◆ **Your instructions**:
Type out all the records word for word. Any pictures are to be left out.

◆ **Material supplied**:

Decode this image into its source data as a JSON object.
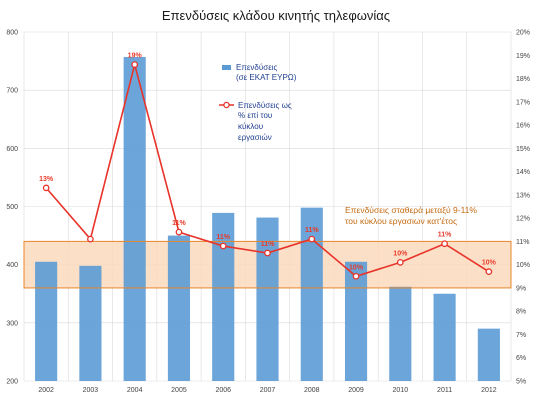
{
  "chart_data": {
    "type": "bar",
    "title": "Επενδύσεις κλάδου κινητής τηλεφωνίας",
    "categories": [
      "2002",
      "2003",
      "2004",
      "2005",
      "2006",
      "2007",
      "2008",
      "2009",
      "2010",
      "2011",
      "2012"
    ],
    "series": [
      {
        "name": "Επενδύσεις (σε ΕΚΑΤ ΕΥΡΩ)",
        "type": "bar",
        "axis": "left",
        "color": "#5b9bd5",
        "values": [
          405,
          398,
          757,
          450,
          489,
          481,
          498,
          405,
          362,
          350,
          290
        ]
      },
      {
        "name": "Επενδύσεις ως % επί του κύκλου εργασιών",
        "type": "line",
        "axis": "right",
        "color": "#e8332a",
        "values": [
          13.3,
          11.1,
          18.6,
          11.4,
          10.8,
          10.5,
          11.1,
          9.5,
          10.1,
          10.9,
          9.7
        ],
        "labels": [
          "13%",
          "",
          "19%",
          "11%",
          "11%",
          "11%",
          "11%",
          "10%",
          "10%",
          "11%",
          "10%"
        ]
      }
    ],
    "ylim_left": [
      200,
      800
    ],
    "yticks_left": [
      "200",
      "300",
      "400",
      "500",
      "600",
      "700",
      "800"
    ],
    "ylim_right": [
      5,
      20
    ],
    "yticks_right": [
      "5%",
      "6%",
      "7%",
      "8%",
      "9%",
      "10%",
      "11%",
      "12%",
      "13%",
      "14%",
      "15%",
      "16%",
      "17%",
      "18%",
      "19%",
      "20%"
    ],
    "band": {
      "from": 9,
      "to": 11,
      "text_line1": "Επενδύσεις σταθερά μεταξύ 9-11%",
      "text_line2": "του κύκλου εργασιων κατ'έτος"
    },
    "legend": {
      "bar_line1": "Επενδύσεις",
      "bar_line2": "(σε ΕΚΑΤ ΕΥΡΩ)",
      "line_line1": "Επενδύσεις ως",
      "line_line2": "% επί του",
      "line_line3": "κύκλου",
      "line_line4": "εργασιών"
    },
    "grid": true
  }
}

◆ **Answer to the task**:
Decode this image into its source data as a JSON object.
{
  "chart_data": {
    "type": "bar",
    "title": "Επενδύσεις κλάδου κινητής τηλεφωνίας",
    "categories": [
      "2002",
      "2003",
      "2004",
      "2005",
      "2006",
      "2007",
      "2008",
      "2009",
      "2010",
      "2011",
      "2012"
    ],
    "series": [
      {
        "name": "Επενδύσεις (σε ΕΚΑΤ ΕΥΡΩ)",
        "type": "bar",
        "axis": "left",
        "color": "#5b9bd5",
        "values": [
          405,
          398,
          757,
          450,
          489,
          481,
          498,
          405,
          362,
          350,
          290
        ]
      },
      {
        "name": "Επενδύσεις ως % επί του κύκλου εργασιών",
        "type": "line",
        "axis": "right",
        "color": "#e8332a",
        "values": [
          13.3,
          11.1,
          18.6,
          11.4,
          10.8,
          10.5,
          11.1,
          9.5,
          10.1,
          10.9,
          9.7
        ],
        "labels": [
          "13%",
          "",
          "19%",
          "11%",
          "11%",
          "11%",
          "11%",
          "10%",
          "10%",
          "11%",
          "10%"
        ]
      }
    ],
    "ylim_left": [
      200,
      800
    ],
    "yticks_left": [
      "200",
      "300",
      "400",
      "500",
      "600",
      "700",
      "800"
    ],
    "ylim_right": [
      5,
      20
    ],
    "yticks_right": [
      "5%",
      "6%",
      "7%",
      "8%",
      "9%",
      "10%",
      "11%",
      "12%",
      "13%",
      "14%",
      "15%",
      "16%",
      "17%",
      "18%",
      "19%",
      "20%"
    ],
    "band": {
      "from": 9,
      "to": 11,
      "text_line1": "Επενδύσεις σταθερά μεταξύ 9-11%",
      "text_line2": "του κύκλου εργασιων κατ'έτος"
    },
    "legend": {
      "bar_line1": "Επενδύσεις",
      "bar_line2": "(σε ΕΚΑΤ ΕΥΡΩ)",
      "line_line1": "Επενδύσεις ως",
      "line_line2": "% επί του",
      "line_line3": "κύκλου",
      "line_line4": "εργασιών"
    },
    "grid": true
  }
}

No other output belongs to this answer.